Render every line of the items below as one numbered list, leaving out blank lines.

+++ INPUT RECORDS

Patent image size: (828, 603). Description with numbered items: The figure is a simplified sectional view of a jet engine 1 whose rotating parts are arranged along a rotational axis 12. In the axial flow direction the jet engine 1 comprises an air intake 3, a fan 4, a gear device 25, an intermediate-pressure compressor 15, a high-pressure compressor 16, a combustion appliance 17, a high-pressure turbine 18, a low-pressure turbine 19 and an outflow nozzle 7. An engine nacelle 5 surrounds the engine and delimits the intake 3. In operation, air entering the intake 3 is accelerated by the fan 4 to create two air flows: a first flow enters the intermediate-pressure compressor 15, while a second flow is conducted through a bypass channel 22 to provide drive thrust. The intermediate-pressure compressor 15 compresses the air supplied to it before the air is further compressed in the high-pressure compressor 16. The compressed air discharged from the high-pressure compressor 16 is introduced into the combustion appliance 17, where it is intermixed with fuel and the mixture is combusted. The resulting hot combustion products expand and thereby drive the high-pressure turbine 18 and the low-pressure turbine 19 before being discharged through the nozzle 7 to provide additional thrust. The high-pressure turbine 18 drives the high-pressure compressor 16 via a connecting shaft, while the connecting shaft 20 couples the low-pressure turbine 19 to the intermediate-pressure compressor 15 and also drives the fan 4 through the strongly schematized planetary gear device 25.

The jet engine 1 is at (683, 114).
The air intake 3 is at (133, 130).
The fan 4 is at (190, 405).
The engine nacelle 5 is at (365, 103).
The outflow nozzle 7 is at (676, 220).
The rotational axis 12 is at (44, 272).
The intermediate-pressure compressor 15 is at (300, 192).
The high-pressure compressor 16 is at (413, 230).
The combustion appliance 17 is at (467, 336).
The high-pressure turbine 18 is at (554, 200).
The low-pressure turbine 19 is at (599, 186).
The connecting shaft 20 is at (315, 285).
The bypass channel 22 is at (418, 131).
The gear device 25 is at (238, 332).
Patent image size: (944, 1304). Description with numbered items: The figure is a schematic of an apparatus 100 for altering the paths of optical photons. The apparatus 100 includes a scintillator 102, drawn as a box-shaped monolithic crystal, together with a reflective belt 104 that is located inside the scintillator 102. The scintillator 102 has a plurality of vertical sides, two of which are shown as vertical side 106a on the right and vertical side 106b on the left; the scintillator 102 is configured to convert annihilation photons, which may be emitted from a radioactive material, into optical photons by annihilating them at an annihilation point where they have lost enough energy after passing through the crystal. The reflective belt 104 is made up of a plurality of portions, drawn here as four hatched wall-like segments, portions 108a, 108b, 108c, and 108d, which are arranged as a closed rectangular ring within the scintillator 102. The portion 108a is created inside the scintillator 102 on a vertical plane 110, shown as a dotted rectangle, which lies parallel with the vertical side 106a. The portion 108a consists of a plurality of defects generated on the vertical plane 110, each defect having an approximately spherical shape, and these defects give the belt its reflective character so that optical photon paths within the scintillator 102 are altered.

++++++

» **SOLUTION**
1. Patent image size: (828, 603). Description with numbered items: The figure is a simplified sectional view of a jet engine 1 whose rotating parts are arranged along a rotational axis 12. In the axial flow direction the jet engine 1 comprises an air intake 3, a fan 4, a gear device 25, an intermediate-pressure compressor 15, a high-pressure compressor 16, a combustion appliance 17, a high-pressure turbine 18, a low-pressure turbine 19 and an outflow nozzle 7. An engine nacelle 5 surrounds the engine and delimits the intake 3. In operation, air entering the intake 3 is accelerated by the fan 4 to create two air flows: a first flow enters the intermediate-pressure compressor 15, while a second flow is conducted through a bypass channel 22 to provide drive thrust. The intermediate-pressure compressor 15 compresses the air supplied to it before the air is further compressed in the high-pressure compressor 16. The compressed air discharged from the high-pressure compressor 16 is introduced into the combustion appliance 17, where it is intermixed with fuel and the mixture is combusted. The resulting hot combustion products expand and thereby drive the high-pressure turbine 18 and the low-pressure turbine 19 before being discharged through the nozzle 7 to provide additional thrust. The high-pressure turbine 18 drives the high-pressure compressor 16 via a connecting shaft, while the connecting shaft 20 couples the low-pressure turbine 19 to the intermediate-pressure compressor 15 and also drives the fan 4 through the strongly schematized planetary gear device 25.
2. The jet engine 1 is at (683, 114).
3. The air intake 3 is at (133, 130).
4. The fan 4 is at (190, 405).
5. The engine nacelle 5 is at (365, 103).
6. The outflow nozzle 7 is at (676, 220).
7. The rotational axis 12 is at (44, 272).
8. The intermediate-pressure compressor 15 is at (300, 192).
9. The high-pressure compressor 16 is at (413, 230).
10. The combustion appliance 17 is at (467, 336).
11. The high-pressure turbine 18 is at (554, 200).
12. The low-pressure turbine 19 is at (599, 186).
13. The connecting shaft 20 is at (315, 285).
14. The bypass channel 22 is at (418, 131).
15. The gear device 25 is at (238, 332).
16. Patent image size: (944, 1304). Description with numbered items: The figure is a schematic of an apparatus 100 for altering the paths of optical photons. The apparatus 100 includes a scintillator 102, drawn as a box-shaped monolithic crystal, together with a reflective belt 104 that is located inside the scintillator 102. The scintillator 102 has a plurality of vertical sides, two of which are shown as vertical side 106a on the right and vertical side 106b on the left; the scintillator 102 is configured to convert annihilation photons, which may be emitted from a radioactive material, into optical photons by annihilating them at an annihilation point where they have lost enough energy after passing through the crystal. The reflective belt 104 is made up of a plurality of portions, drawn here as four hatched wall-like segments, portions 108a, 108b, 108c, and 108d, which are arranged as a closed rectangular ring within the scintillator 102. The portion 108a is created inside the scintillator 102 on a vertical plane 110, shown as a dotted rectangle, which lies parallel with the vertical side 106a. The portion 108a consists of a plurality of defects generated on the vertical plane 110, each defect having an approximately spherical shape, and these defects give the belt its reflective character so that optical photon paths within the scintillator 102 are altered.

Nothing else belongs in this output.